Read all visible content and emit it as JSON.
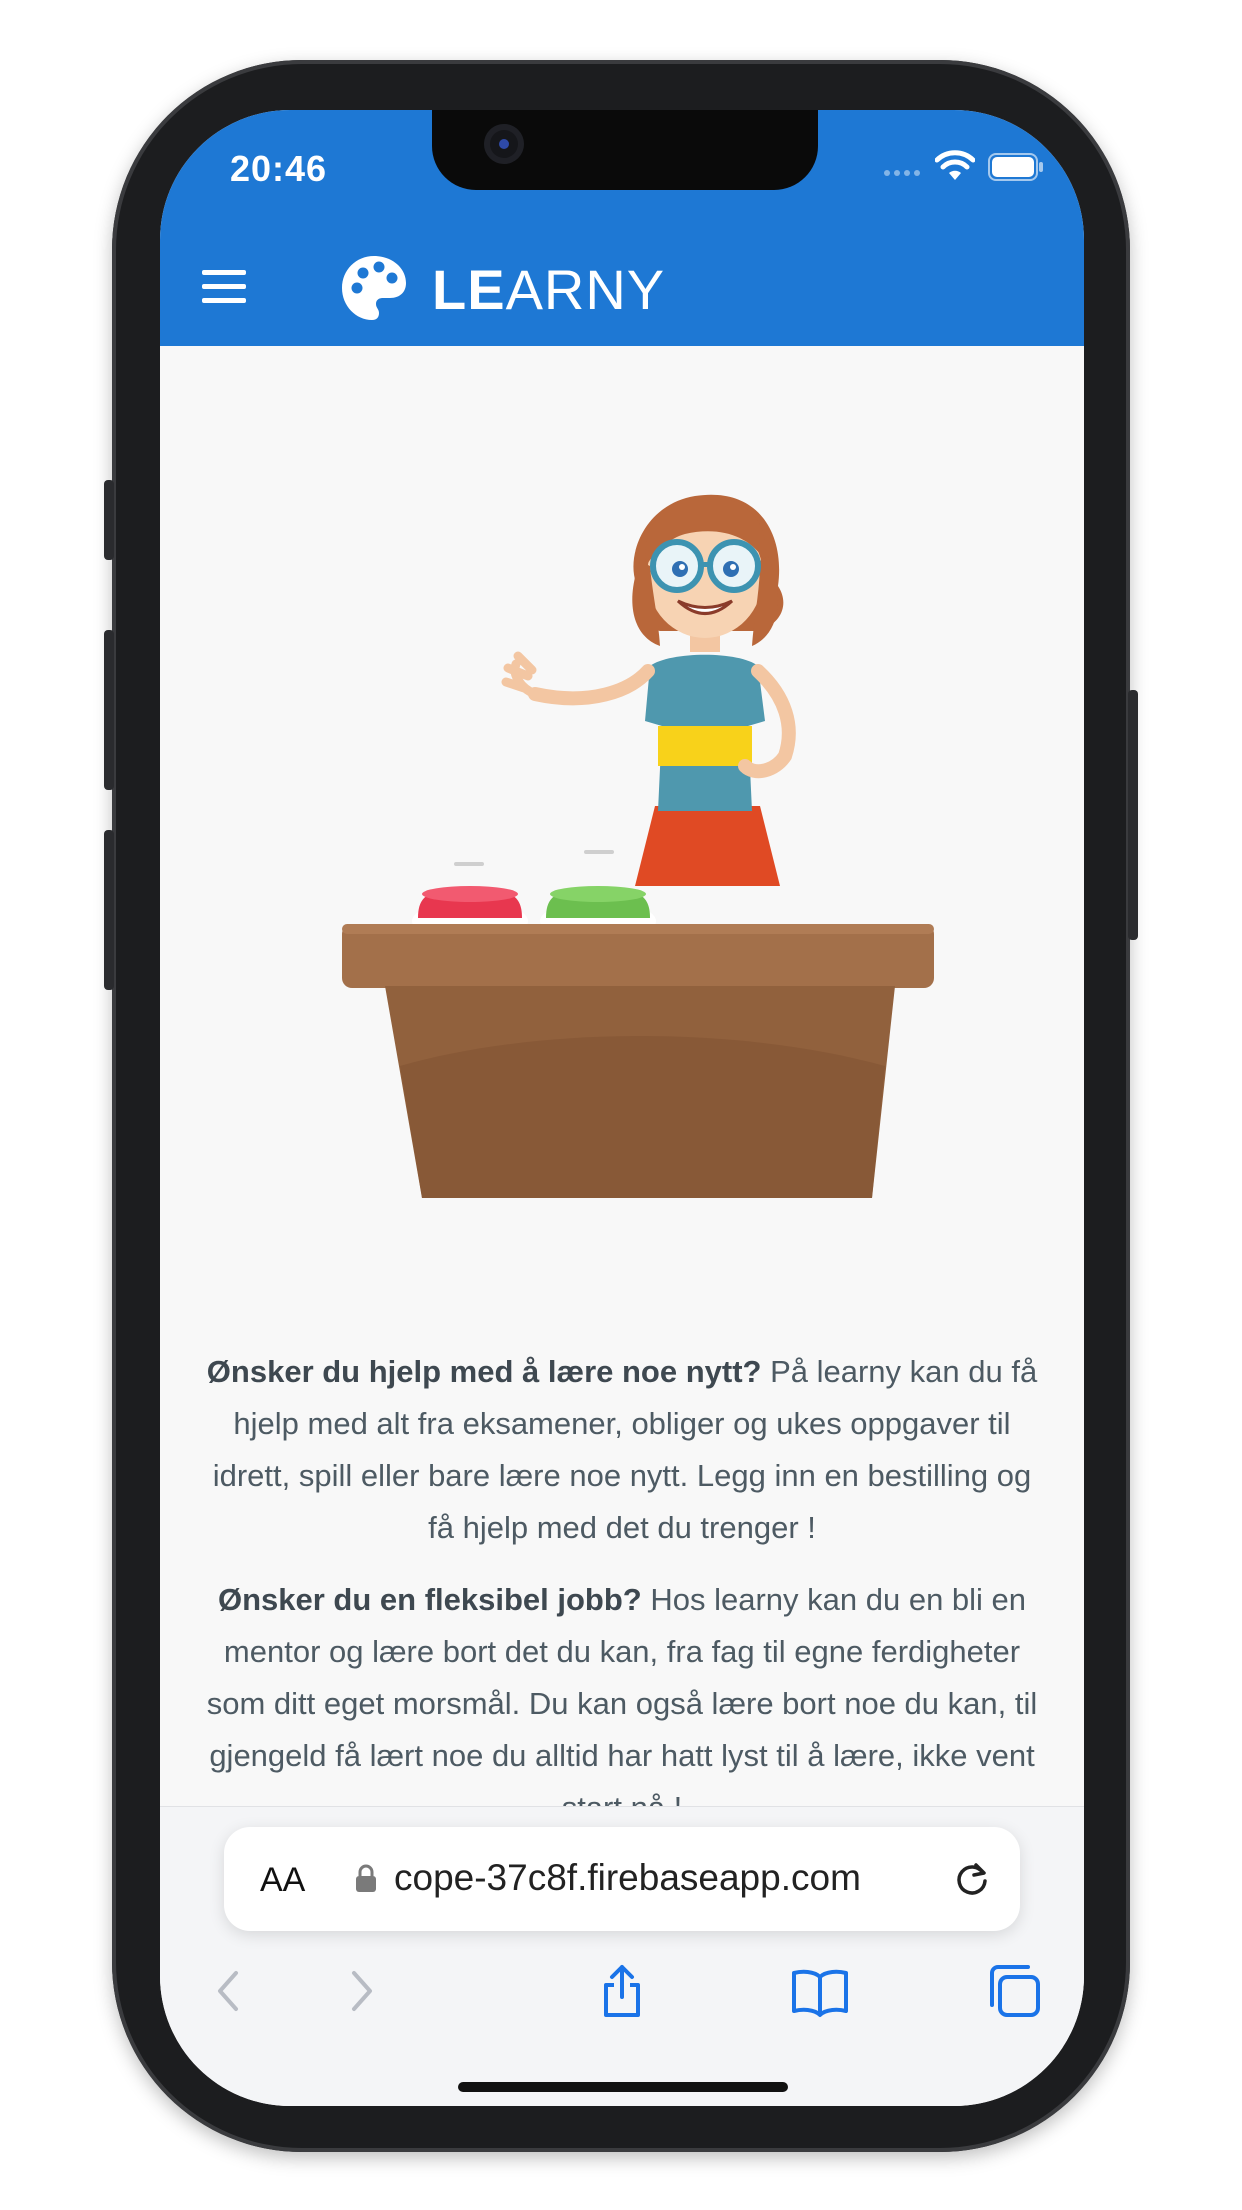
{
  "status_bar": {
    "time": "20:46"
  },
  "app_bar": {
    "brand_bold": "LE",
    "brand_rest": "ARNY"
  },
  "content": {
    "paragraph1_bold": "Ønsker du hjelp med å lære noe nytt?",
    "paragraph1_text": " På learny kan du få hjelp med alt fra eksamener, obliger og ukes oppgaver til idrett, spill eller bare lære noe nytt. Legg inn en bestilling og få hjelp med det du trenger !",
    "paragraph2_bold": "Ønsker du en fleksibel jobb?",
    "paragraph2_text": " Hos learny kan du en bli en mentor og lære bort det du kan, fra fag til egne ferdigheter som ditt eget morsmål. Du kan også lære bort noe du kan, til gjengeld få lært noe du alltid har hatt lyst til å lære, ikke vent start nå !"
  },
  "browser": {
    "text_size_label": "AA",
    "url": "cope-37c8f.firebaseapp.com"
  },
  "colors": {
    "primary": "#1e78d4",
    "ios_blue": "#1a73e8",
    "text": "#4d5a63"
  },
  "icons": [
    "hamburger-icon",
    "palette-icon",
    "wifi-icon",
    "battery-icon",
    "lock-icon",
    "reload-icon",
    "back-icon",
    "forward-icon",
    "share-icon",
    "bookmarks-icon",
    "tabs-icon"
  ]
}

» **WHAT TO WORK ON**
Pictures are to be left out; the records above must be repeated word for word.

» **WRITTEN SOLUTION**
Read all visible content and emit it as JSON.
{
  "status_bar": {
    "time": "20:46"
  },
  "app_bar": {
    "brand_bold": "LE",
    "brand_rest": "ARNY"
  },
  "content": {
    "paragraph1_bold": "Ønsker du hjelp med å lære noe nytt?",
    "paragraph1_text": " På learny kan du få hjelp med alt fra eksamener, obliger og ukes oppgaver til idrett, spill eller bare lære noe nytt. Legg inn en bestilling og få hjelp med det du trenger !",
    "paragraph2_bold": "Ønsker du en fleksibel jobb?",
    "paragraph2_text": " Hos learny kan du en bli en mentor og lære bort det du kan, fra fag til egne ferdigheter som ditt eget morsmål. Du kan også lære bort noe du kan, til gjengeld få lært noe du alltid har hatt lyst til å lære, ikke vent start nå !"
  },
  "browser": {
    "text_size_label": "AA",
    "url": "cope-37c8f.firebaseapp.com"
  },
  "colors": {
    "primary": "#1e78d4",
    "ios_blue": "#1a73e8",
    "text": "#4d5a63"
  },
  "icons": [
    "hamburger-icon",
    "palette-icon",
    "wifi-icon",
    "battery-icon",
    "lock-icon",
    "reload-icon",
    "back-icon",
    "forward-icon",
    "share-icon",
    "bookmarks-icon",
    "tabs-icon"
  ]
}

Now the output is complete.